Exercise brief: Report the number of lines where the string "user" occurs, and write nothing else.

Dataset excerpt
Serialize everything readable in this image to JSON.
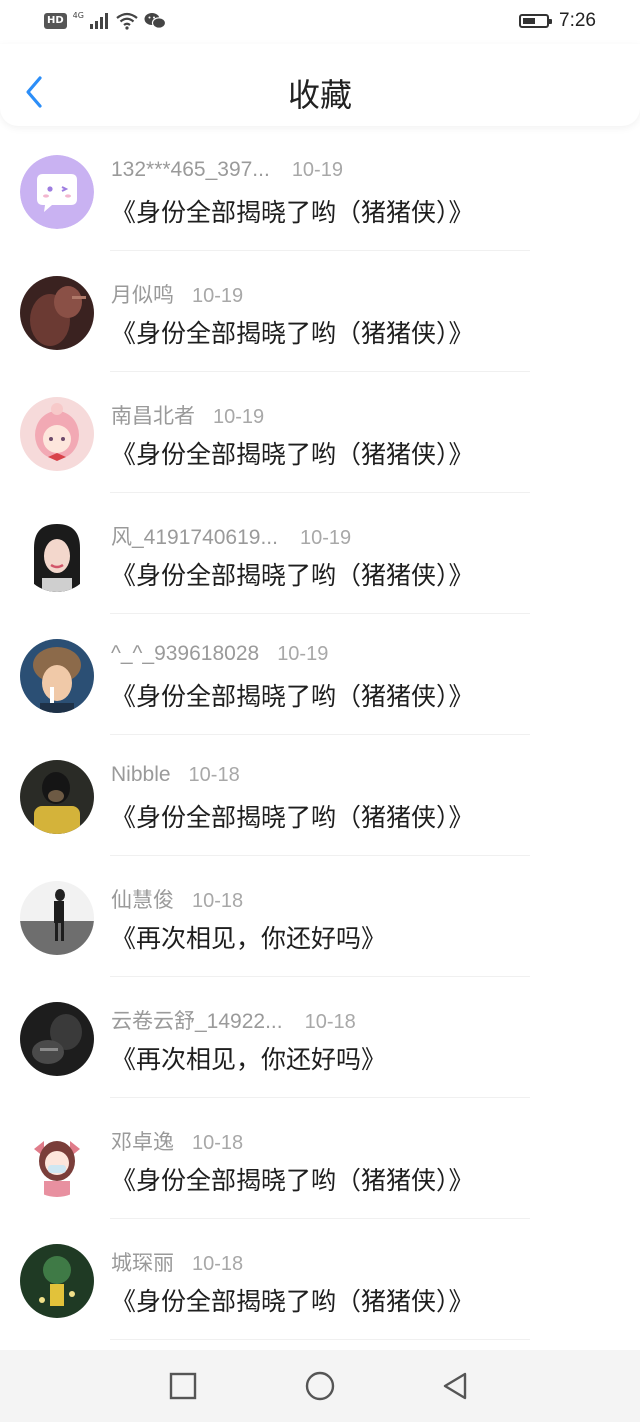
{
  "status_bar": {
    "hd": "HD",
    "network": "4G",
    "time": "7:26",
    "icons": [
      "signal-icon",
      "wifi-icon",
      "wechat-icon",
      "battery-icon"
    ]
  },
  "header": {
    "title": "收藏",
    "back_icon": "chevron-left-icon",
    "accent_color": "#2c8ef8"
  },
  "items": [
    {
      "user": "132***465_397...",
      "date": "10-19",
      "title": "《身份全部揭晓了哟（猪猪侠）》",
      "avatar": "cartoon-chat-avatar"
    },
    {
      "user": "月似鸣",
      "date": "10-19",
      "title": "《身份全部揭晓了哟（猪猪侠）》",
      "avatar": "photo-avatar"
    },
    {
      "user": "南昌北者",
      "date": "10-19",
      "title": "《身份全部揭晓了哟（猪猪侠）》",
      "avatar": "anime-girl-avatar"
    },
    {
      "user": "风_4191740619...",
      "date": "10-19",
      "title": "《身份全部揭晓了哟（猪猪侠）》",
      "avatar": "photo-avatar"
    },
    {
      "user": "^_^_939618028",
      "date": "10-19",
      "title": "《身份全部揭晓了哟（猪猪侠）》",
      "avatar": "photo-avatar"
    },
    {
      "user": "Nibble",
      "date": "10-18",
      "title": "《身份全部揭晓了哟（猪猪侠）》",
      "avatar": "photo-avatar"
    },
    {
      "user": "仙慧俊",
      "date": "10-18",
      "title": "《再次相见，你还好吗》",
      "avatar": "photo-avatar"
    },
    {
      "user": "云卷云舒_14922...",
      "date": "10-18",
      "title": "《再次相见，你还好吗》",
      "avatar": "photo-avatar"
    },
    {
      "user": "邓卓逸",
      "date": "10-18",
      "title": "《身份全部揭晓了哟（猪猪侠）》",
      "avatar": "anime-girl-avatar"
    },
    {
      "user": "城琛丽",
      "date": "10-18",
      "title": "《身份全部揭晓了哟（猪猪侠）》",
      "avatar": "photo-avatar"
    }
  ],
  "nav": {
    "icons": [
      "recent-apps-icon",
      "home-icon",
      "back-icon"
    ]
  }
}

In response: 10